Problem to work on. Without the pictures, set down every line of the data exactly.

Items listed in a dataset
* * * * *

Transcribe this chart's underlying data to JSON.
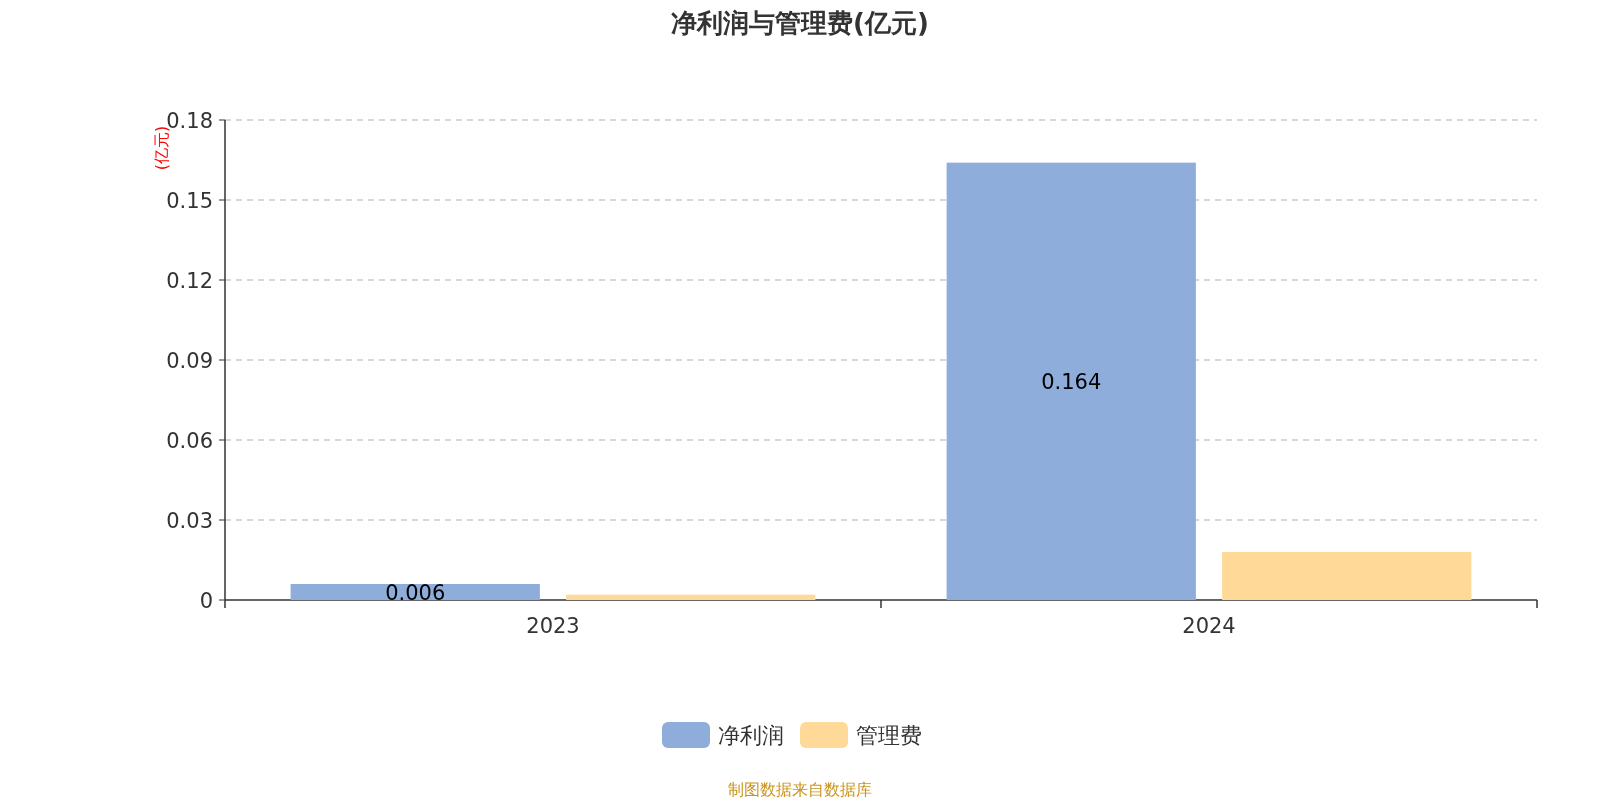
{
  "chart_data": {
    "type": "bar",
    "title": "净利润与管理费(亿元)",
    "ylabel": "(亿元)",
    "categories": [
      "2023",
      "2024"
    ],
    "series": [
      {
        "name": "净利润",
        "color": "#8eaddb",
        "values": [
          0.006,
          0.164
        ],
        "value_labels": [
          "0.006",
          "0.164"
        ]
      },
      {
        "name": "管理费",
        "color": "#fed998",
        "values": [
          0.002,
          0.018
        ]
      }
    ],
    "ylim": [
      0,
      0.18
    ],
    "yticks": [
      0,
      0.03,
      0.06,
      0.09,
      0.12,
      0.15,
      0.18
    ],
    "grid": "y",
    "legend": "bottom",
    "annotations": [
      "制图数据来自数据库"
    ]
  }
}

* * * * *

Solution.
Transcribe this chart's underlying data to JSON.
{
  "chart_data": {
    "type": "bar",
    "title": "净利润与管理费(亿元)",
    "ylabel": "(亿元)",
    "categories": [
      "2023",
      "2024"
    ],
    "series": [
      {
        "name": "净利润",
        "color": "#8eaddb",
        "values": [
          0.006,
          0.164
        ],
        "value_labels": [
          "0.006",
          "0.164"
        ]
      },
      {
        "name": "管理费",
        "color": "#fed998",
        "values": [
          0.002,
          0.018
        ]
      }
    ],
    "ylim": [
      0,
      0.18
    ],
    "yticks": [
      0,
      0.03,
      0.06,
      0.09,
      0.12,
      0.15,
      0.18
    ],
    "grid": "y",
    "legend": "bottom",
    "annotations": [
      "制图数据来自数据库"
    ]
  }
}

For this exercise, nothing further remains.